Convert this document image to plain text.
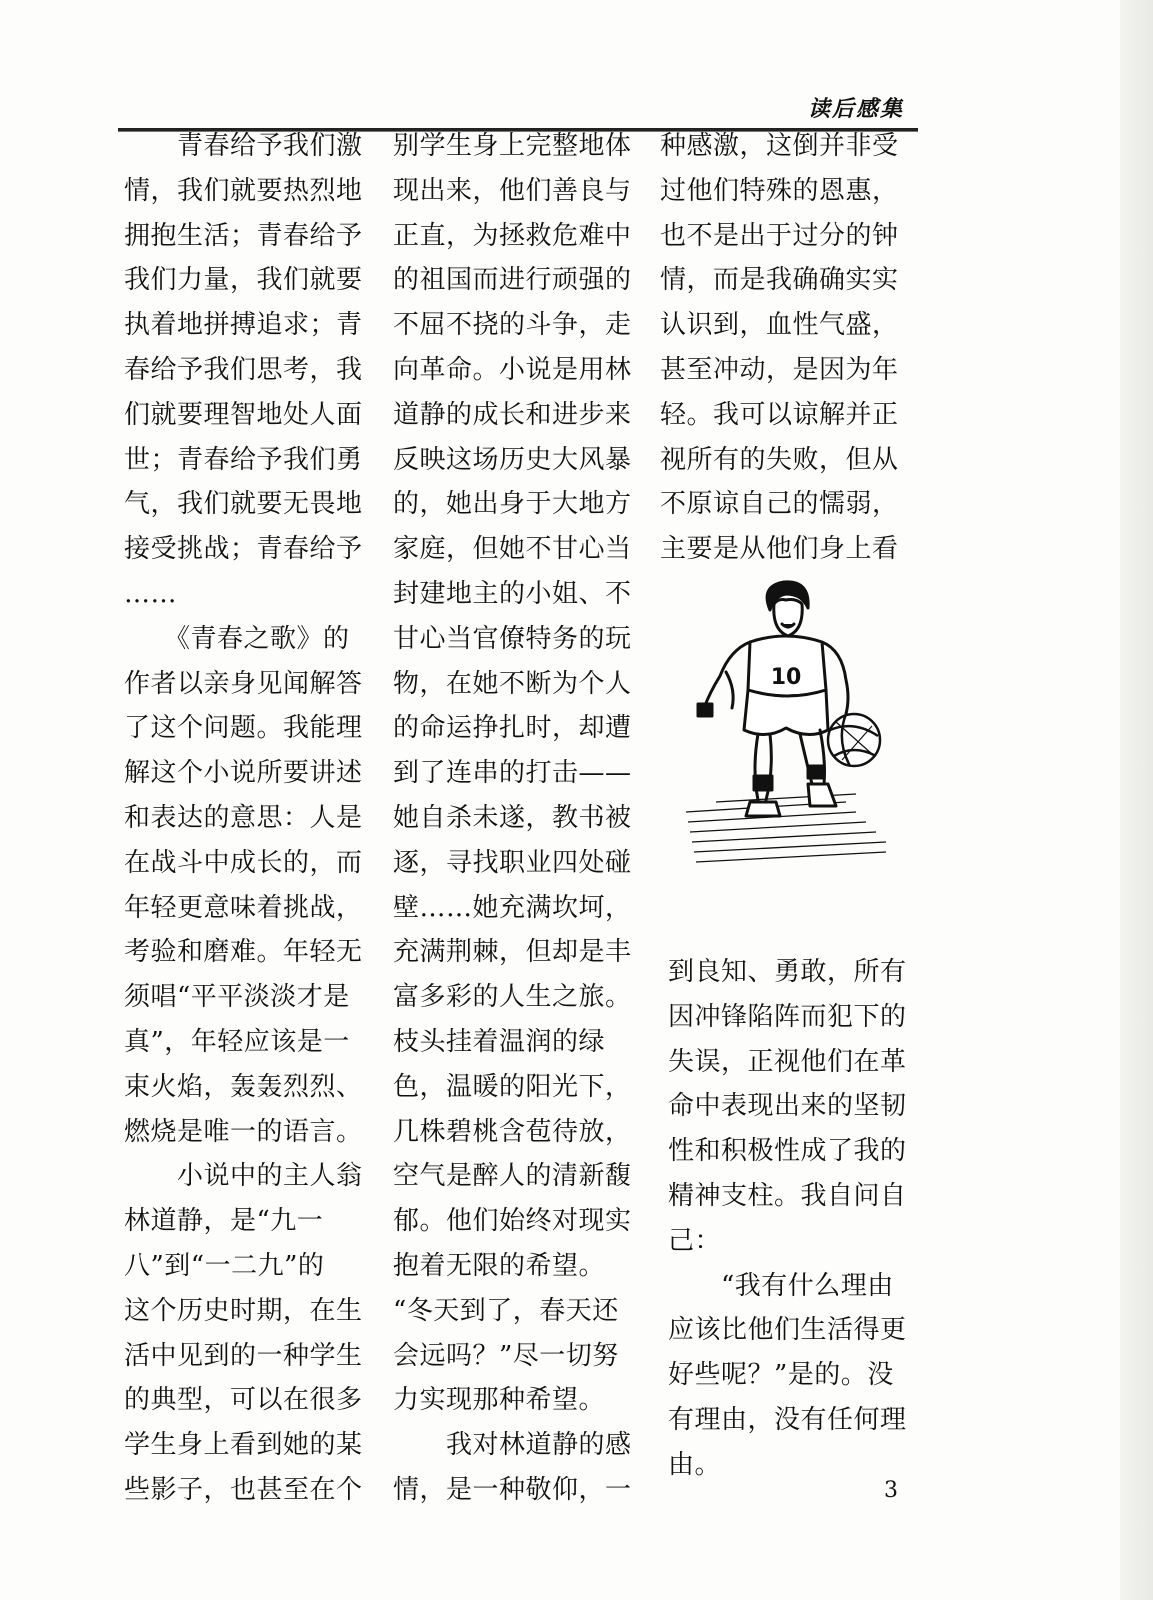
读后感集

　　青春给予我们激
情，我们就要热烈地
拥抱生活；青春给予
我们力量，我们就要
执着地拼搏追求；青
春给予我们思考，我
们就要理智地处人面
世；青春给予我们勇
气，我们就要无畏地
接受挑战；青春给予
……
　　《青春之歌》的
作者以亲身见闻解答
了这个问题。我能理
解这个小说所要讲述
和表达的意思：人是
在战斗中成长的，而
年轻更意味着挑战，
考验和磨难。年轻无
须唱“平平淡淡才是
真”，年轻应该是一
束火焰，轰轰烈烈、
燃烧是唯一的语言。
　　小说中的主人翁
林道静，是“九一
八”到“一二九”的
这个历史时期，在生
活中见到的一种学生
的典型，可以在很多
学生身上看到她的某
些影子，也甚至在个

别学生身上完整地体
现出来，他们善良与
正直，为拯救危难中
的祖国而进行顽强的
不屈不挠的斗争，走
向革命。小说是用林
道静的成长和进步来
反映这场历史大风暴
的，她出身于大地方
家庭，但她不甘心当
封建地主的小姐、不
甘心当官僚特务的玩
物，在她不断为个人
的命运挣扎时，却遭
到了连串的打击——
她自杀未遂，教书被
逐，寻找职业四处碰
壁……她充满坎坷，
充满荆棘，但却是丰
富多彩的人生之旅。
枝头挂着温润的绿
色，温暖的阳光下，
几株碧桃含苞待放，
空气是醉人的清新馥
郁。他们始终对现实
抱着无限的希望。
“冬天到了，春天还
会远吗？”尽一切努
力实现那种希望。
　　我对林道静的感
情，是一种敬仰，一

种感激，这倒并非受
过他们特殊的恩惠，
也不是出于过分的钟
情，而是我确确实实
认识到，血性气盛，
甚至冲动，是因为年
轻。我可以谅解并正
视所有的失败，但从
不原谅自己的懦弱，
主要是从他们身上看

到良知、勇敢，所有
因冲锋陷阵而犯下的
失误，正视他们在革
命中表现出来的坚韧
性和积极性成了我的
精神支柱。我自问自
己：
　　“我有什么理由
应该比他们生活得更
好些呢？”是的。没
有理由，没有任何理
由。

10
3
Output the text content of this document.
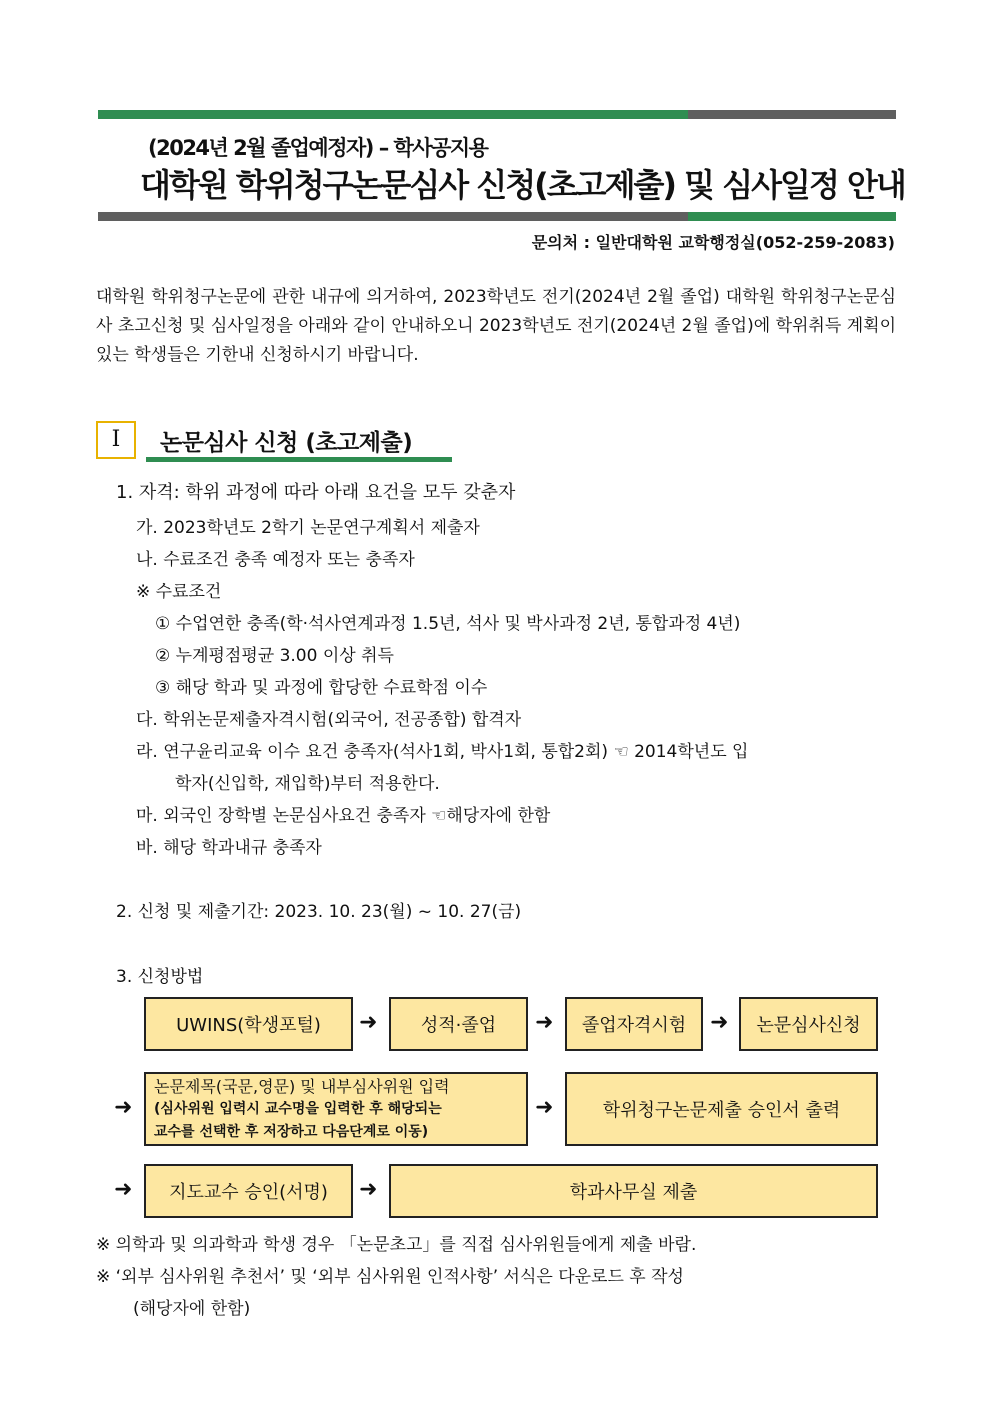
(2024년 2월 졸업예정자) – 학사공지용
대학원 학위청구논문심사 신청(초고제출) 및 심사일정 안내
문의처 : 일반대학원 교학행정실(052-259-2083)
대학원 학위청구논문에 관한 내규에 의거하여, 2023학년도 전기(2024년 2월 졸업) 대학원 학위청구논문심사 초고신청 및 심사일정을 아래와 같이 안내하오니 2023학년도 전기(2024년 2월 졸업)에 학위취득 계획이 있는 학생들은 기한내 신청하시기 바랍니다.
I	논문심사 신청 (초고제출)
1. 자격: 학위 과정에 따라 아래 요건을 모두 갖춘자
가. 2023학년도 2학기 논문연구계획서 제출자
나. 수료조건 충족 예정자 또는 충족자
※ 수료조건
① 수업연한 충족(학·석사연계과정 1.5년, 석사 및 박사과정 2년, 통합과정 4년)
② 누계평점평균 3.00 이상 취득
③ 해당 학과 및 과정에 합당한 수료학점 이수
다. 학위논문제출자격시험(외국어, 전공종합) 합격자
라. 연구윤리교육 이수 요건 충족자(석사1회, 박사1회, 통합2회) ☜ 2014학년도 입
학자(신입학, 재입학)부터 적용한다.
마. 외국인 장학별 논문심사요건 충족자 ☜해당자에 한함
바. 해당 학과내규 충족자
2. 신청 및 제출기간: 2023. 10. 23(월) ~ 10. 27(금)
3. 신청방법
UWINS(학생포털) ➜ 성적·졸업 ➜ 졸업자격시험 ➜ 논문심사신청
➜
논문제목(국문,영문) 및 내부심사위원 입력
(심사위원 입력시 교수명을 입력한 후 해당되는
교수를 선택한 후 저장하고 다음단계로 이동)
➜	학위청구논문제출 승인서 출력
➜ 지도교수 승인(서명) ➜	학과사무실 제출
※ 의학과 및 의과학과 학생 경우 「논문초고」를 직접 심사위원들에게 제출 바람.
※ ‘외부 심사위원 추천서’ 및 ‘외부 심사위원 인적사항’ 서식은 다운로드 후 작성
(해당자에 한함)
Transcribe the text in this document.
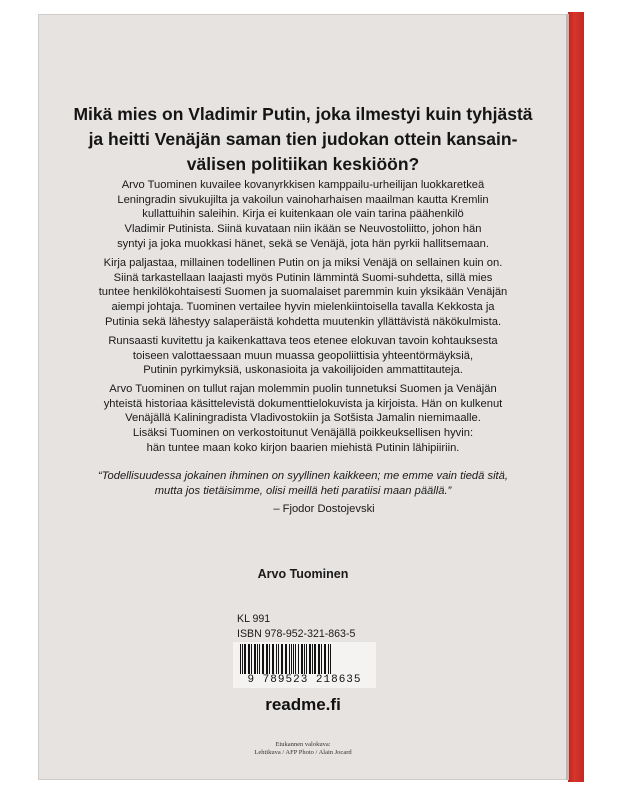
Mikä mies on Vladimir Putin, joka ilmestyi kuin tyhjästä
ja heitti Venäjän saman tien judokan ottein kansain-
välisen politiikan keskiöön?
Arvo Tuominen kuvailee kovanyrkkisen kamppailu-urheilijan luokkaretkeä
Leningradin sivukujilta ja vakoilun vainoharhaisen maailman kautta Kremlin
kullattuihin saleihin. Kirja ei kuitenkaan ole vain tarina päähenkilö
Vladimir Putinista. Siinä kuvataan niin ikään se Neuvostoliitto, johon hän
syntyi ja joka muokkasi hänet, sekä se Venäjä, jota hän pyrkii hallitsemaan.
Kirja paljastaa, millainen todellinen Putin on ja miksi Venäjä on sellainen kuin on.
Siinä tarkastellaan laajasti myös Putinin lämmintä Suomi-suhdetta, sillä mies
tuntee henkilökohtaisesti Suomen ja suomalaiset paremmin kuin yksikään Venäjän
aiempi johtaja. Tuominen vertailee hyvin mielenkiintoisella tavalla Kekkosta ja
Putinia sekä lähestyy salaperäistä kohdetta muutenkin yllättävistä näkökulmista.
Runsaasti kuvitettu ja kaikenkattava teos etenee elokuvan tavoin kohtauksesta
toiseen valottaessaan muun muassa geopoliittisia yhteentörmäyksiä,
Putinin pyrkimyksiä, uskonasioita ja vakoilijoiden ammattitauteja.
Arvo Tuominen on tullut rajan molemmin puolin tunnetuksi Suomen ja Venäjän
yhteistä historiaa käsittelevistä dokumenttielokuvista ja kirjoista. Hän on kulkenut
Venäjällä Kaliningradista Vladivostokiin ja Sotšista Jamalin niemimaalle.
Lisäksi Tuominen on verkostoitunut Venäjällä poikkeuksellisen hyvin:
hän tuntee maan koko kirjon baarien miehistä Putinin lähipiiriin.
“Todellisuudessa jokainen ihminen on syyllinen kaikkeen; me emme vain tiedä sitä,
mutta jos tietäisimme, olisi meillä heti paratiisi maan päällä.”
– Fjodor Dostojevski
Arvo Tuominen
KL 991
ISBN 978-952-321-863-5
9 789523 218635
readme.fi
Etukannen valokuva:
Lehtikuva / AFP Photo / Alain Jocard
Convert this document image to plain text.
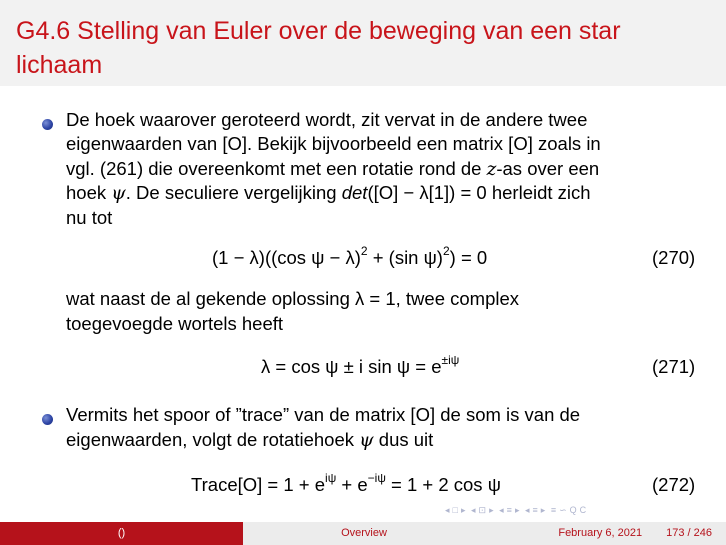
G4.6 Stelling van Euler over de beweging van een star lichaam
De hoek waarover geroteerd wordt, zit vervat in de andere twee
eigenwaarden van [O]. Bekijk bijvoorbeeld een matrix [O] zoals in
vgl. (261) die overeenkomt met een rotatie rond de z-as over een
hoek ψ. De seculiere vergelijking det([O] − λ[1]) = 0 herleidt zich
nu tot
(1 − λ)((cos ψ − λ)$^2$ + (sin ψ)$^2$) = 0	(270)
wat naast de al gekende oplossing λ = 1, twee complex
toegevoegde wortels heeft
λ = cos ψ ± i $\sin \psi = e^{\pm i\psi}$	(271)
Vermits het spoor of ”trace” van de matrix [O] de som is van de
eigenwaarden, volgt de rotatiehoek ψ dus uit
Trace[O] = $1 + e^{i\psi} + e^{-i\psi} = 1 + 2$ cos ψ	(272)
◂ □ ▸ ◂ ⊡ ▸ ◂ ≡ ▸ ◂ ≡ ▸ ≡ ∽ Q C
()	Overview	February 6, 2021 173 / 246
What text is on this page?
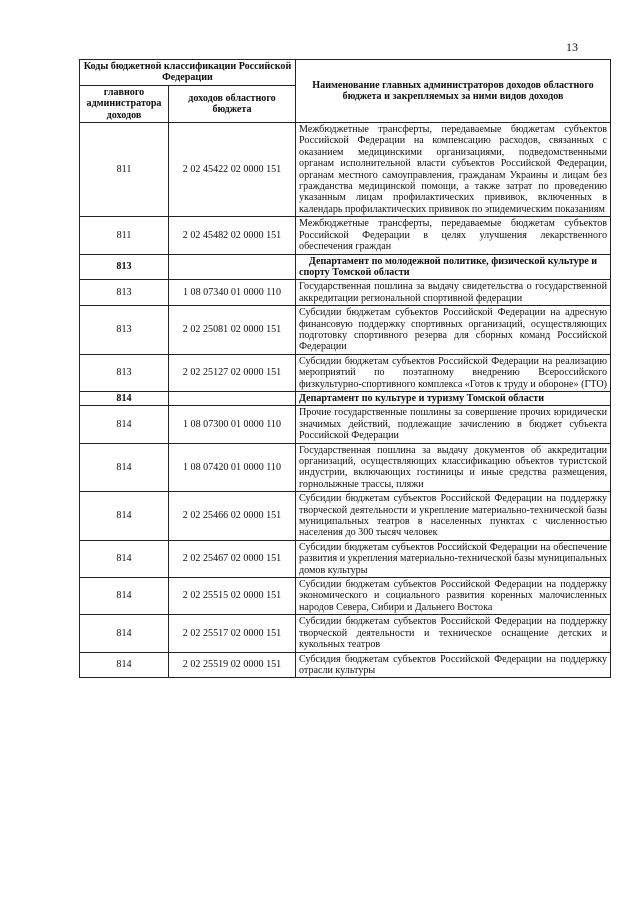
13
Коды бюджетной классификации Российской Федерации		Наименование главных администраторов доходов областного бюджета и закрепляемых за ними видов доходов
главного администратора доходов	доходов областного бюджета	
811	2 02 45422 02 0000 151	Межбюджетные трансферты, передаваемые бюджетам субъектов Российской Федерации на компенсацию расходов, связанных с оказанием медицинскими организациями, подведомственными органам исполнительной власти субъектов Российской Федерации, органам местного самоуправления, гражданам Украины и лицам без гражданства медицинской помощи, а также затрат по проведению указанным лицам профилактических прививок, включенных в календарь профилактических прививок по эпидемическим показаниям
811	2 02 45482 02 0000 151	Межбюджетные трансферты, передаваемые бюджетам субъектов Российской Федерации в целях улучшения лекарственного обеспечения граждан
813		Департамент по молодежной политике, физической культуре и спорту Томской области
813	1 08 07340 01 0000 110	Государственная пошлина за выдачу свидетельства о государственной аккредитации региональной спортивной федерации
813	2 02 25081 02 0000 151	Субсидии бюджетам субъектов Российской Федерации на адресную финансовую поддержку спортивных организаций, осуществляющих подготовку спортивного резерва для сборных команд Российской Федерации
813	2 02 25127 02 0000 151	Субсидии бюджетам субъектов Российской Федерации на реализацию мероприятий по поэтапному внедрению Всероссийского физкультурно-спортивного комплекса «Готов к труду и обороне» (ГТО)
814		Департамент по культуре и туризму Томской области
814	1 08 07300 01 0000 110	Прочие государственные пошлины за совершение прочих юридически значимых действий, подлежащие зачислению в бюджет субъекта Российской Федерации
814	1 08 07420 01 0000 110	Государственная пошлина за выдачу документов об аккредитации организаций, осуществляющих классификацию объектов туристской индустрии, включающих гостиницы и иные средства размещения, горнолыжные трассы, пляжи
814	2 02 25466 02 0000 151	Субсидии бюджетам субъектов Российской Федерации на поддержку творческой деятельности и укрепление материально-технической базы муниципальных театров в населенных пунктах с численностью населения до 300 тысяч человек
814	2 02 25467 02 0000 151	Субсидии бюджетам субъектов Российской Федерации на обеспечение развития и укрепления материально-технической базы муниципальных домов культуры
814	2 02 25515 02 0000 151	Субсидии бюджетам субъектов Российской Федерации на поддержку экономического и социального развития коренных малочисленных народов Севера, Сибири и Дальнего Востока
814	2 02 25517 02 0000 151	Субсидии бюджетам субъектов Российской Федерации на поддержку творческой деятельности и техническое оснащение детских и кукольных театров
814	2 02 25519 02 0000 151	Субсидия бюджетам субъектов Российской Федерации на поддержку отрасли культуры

+-------+

◆ **The request**: State the number of lines above that hold the string "matrix", with nothing added.

◆ **Output below**: 2